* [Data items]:
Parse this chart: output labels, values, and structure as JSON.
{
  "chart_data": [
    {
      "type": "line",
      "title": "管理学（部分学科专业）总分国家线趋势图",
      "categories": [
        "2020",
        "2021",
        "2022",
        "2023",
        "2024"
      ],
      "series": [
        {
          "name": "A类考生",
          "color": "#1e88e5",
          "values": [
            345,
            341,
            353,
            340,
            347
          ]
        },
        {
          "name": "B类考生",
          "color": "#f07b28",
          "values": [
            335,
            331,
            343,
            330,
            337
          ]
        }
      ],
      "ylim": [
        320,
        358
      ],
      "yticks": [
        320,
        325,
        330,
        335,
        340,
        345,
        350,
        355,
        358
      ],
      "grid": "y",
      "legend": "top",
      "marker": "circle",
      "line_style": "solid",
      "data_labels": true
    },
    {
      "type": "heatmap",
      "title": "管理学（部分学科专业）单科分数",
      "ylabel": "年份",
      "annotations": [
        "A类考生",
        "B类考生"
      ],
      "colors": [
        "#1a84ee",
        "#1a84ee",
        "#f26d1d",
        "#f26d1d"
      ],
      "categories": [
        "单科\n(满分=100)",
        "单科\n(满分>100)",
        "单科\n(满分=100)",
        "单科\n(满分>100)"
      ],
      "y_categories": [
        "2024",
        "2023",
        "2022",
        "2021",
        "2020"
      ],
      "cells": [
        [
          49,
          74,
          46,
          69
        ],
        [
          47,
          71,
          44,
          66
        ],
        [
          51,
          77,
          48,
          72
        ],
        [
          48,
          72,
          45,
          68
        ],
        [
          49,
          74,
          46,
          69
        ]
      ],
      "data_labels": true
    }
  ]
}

* [Given task]:
Retype all of the material, keeping each line exact.

* [Solution to this task]:
Parse this chart: output labels, values, and structure as JSON.
{
  "chart_data": [
    {
      "type": "line",
      "title": "管理学（部分学科专业）总分国家线趋势图",
      "categories": [
        "2020",
        "2021",
        "2022",
        "2023",
        "2024"
      ],
      "series": [
        {
          "name": "A类考生",
          "color": "#1e88e5",
          "values": [
            345,
            341,
            353,
            340,
            347
          ]
        },
        {
          "name": "B类考生",
          "color": "#f07b28",
          "values": [
            335,
            331,
            343,
            330,
            337
          ]
        }
      ],
      "ylim": [
        320,
        358
      ],
      "yticks": [
        320,
        325,
        330,
        335,
        340,
        345,
        350,
        355,
        358
      ],
      "grid": "y",
      "legend": "top",
      "marker": "circle",
      "line_style": "solid",
      "data_labels": true
    },
    {
      "type": "heatmap",
      "title": "管理学（部分学科专业）单科分数",
      "ylabel": "年份",
      "annotations": [
        "A类考生",
        "B类考生"
      ],
      "colors": [
        "#1a84ee",
        "#1a84ee",
        "#f26d1d",
        "#f26d1d"
      ],
      "categories": [
        "单科\n(满分=100)",
        "单科\n(满分>100)",
        "单科\n(满分=100)",
        "单科\n(满分>100)"
      ],
      "y_categories": [
        "2024",
        "2023",
        "2022",
        "2021",
        "2020"
      ],
      "cells": [
        [
          49,
          74,
          46,
          69
        ],
        [
          47,
          71,
          44,
          66
        ],
        [
          51,
          77,
          48,
          72
        ],
        [
          48,
          72,
          45,
          68
        ],
        [
          49,
          74,
          46,
          69
        ]
      ],
      "data_labels": true
    }
  ]
}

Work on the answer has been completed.